>> Start

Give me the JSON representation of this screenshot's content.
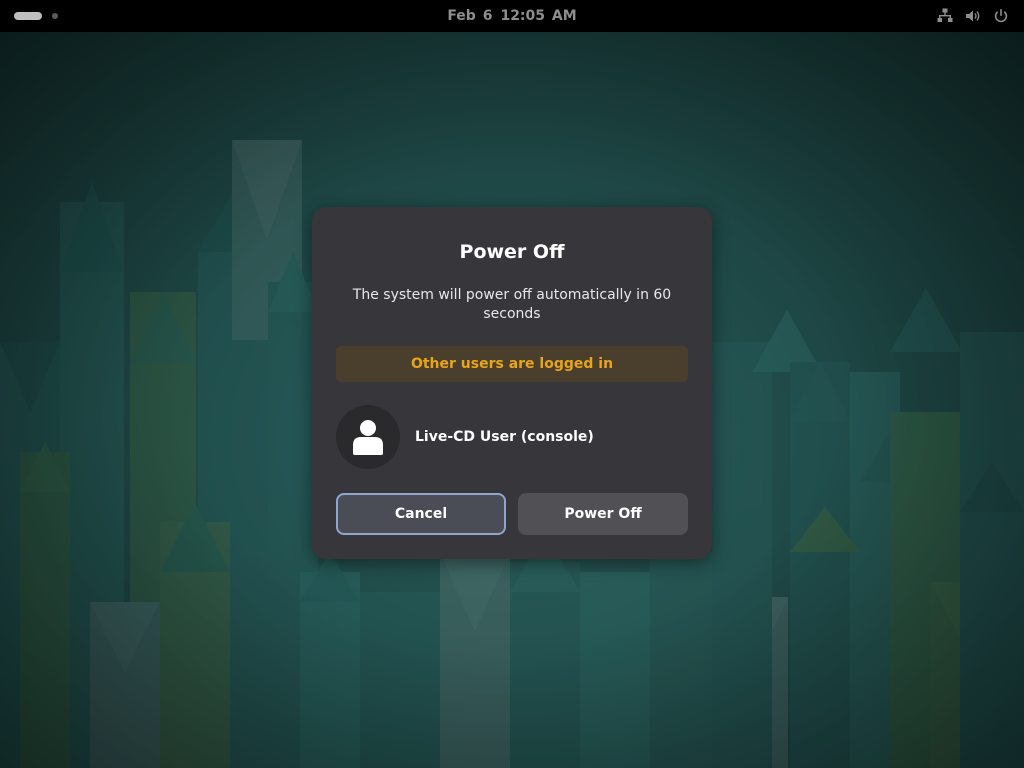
{
  "topbar": {
    "clock_date": "Feb 6",
    "clock_time": "12:05 AM",
    "tray_icons": [
      "network-icon",
      "volume-icon",
      "power-icon"
    ]
  },
  "dialog": {
    "title": "Power Off",
    "description": "The system will power off automatically in 60 seconds",
    "warning": "Other users are logged in",
    "users": [
      {
        "name": "Live-CD User (console)",
        "avatar": "user-icon"
      }
    ],
    "cancel_label": "Cancel",
    "confirm_label": "Power Off"
  },
  "colors": {
    "dialog_bg": "#37373b",
    "warning_text": "#e8a41a",
    "warning_bg": "#4a3f2c",
    "focus_border": "#8fa6cc"
  }
}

>> End

Quote every line of the records above exactly; no picture is to be copied.

Give me the JSON representation of this screenshot's content.
{
  "topbar": {
    "clock_date": "Feb 6",
    "clock_time": "12:05 AM",
    "tray_icons": [
      "network-icon",
      "volume-icon",
      "power-icon"
    ]
  },
  "dialog": {
    "title": "Power Off",
    "description": "The system will power off automatically in 60 seconds",
    "warning": "Other users are logged in",
    "users": [
      {
        "name": "Live-CD User (console)",
        "avatar": "user-icon"
      }
    ],
    "cancel_label": "Cancel",
    "confirm_label": "Power Off"
  },
  "colors": {
    "dialog_bg": "#37373b",
    "warning_text": "#e8a41a",
    "warning_bg": "#4a3f2c",
    "focus_border": "#8fa6cc"
  }
}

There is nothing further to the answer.